**WORK TO COMPLETE:**
Tally the lines that contain the string "ΜΙΧΑΗΛ" and state that total without comment.
/---
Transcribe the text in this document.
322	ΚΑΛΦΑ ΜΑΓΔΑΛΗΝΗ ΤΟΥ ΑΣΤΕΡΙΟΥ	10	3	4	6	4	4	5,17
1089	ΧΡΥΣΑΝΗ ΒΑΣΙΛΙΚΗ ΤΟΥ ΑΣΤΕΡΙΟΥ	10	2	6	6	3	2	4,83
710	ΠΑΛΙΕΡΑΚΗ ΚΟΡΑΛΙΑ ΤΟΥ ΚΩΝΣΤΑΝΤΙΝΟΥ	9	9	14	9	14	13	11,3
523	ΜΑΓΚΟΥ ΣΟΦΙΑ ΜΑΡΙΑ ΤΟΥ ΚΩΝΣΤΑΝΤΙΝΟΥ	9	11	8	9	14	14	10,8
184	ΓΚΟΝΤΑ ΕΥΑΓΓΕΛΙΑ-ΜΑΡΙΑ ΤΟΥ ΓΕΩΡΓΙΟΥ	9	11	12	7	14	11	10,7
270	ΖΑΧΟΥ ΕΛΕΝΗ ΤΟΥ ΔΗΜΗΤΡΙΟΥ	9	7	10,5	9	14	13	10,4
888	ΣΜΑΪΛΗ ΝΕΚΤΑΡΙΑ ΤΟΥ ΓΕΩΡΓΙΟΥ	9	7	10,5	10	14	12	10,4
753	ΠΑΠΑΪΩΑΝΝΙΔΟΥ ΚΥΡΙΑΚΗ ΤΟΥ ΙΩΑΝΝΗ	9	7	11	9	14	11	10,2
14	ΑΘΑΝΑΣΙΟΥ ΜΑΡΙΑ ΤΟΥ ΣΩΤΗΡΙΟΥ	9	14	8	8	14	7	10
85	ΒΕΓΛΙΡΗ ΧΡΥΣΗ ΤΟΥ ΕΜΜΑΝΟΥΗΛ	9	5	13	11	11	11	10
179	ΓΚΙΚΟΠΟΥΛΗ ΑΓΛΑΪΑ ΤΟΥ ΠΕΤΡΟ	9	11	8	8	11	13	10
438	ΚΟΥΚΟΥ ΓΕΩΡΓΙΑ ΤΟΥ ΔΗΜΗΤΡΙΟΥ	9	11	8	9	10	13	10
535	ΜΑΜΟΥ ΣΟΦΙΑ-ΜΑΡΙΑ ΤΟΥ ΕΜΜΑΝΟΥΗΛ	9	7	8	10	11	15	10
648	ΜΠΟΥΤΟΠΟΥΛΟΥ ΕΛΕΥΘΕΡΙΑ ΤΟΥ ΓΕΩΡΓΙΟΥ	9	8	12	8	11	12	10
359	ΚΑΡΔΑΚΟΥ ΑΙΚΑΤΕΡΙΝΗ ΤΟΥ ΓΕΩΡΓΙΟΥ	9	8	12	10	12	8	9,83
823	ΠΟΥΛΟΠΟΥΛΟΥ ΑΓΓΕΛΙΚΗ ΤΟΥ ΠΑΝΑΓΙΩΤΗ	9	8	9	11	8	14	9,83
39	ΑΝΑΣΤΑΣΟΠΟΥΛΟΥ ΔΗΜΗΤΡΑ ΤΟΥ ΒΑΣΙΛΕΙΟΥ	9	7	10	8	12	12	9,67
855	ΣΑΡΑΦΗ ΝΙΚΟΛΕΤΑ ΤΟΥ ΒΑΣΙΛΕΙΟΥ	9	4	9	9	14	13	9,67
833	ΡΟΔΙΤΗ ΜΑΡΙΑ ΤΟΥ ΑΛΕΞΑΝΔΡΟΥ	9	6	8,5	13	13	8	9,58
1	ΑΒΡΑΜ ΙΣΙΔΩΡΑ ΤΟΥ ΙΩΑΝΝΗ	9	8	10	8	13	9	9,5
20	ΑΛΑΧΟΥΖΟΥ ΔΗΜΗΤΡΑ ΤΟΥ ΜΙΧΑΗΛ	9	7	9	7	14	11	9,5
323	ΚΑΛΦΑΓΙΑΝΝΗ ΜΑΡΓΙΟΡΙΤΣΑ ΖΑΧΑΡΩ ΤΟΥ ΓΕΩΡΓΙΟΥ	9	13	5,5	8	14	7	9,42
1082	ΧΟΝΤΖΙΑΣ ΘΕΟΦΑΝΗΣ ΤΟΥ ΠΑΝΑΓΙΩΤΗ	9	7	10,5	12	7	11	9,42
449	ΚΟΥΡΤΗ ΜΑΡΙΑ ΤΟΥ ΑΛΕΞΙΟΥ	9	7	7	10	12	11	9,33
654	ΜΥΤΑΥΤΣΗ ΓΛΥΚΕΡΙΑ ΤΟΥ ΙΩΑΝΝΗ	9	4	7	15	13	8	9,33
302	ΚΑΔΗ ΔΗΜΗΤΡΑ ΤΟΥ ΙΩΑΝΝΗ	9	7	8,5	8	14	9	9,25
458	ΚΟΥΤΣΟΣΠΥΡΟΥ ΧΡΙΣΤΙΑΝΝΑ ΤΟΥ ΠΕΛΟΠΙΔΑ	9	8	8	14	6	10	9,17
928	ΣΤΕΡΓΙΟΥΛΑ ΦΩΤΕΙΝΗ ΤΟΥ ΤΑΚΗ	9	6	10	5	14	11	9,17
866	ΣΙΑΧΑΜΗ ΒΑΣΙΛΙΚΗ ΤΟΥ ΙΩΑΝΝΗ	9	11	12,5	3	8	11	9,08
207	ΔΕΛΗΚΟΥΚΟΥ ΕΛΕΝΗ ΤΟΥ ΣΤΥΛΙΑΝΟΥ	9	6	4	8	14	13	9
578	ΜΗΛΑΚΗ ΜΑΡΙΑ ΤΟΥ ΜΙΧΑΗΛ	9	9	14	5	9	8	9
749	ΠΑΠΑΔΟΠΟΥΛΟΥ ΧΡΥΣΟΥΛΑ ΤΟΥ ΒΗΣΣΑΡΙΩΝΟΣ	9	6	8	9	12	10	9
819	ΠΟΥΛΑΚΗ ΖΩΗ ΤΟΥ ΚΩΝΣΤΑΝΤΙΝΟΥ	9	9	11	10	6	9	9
\---
**RESPONSE TO THE TASK:**
2